-- EXERCISE DETAILS --
Wherever the word "کشور" appears in the entries, copy the whole line.

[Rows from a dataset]
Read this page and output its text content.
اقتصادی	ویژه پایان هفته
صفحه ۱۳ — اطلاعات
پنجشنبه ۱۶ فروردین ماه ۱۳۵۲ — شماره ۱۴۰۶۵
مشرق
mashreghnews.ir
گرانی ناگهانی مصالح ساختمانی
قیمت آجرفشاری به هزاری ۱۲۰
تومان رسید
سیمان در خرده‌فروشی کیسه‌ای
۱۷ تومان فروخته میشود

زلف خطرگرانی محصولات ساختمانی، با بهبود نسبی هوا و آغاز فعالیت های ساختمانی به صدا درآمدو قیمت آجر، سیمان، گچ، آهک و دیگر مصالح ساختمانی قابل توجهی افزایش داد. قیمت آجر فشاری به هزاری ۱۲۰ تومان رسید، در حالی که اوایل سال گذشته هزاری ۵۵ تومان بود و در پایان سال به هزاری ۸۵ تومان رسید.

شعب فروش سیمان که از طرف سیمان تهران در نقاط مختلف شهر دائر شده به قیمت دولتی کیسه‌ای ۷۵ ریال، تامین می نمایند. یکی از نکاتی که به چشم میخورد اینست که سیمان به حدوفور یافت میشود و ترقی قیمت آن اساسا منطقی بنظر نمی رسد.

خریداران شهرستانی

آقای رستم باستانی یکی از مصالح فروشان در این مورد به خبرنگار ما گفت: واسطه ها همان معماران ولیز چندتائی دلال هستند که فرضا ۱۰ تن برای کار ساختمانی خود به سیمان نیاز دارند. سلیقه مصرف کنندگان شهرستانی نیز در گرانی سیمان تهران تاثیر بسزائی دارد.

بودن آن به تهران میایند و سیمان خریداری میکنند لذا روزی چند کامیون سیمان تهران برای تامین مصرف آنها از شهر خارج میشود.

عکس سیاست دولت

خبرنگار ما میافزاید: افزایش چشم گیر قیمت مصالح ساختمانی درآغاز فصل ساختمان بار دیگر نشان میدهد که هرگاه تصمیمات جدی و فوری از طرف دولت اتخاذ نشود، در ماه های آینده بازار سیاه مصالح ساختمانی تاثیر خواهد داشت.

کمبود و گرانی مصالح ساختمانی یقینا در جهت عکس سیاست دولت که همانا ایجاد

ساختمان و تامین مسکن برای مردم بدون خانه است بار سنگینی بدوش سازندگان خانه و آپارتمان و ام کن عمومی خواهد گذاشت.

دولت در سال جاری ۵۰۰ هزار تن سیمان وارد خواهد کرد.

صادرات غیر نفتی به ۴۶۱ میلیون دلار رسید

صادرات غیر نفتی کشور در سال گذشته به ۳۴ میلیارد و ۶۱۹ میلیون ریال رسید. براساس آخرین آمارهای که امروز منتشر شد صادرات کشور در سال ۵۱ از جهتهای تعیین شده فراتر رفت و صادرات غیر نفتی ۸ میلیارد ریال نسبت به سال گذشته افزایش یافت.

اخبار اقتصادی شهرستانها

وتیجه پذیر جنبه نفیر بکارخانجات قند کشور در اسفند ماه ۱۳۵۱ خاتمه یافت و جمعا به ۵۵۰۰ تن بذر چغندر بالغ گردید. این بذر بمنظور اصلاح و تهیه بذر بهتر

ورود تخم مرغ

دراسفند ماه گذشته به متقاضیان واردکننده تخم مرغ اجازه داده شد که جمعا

-- THE ANSWER --
صادرات غیر نفتی کشور در سال گذشته به ۳۴ میلیارد و ۶۱۹ میلیون ریال رسید. براساس آخرین آمارهای که امروز منتشر شد صادرات کشور در سال ۵۱ از جهتهای تعیین شده فراتر رفت و صادرات غیر نفتی ۸ میلیارد ریال نسبت به سال گذشته افزایش یافت.
وتیجه پذیر جنبه نفیر بکارخانجات قند کشور در اسفند ماه ۱۳۵۱ خاتمه یافت و جمعا به ۵۵۰۰ تن بذر چغندر بالغ گردید. این بذر بمنظور اصلاح و تهیه بذر بهتر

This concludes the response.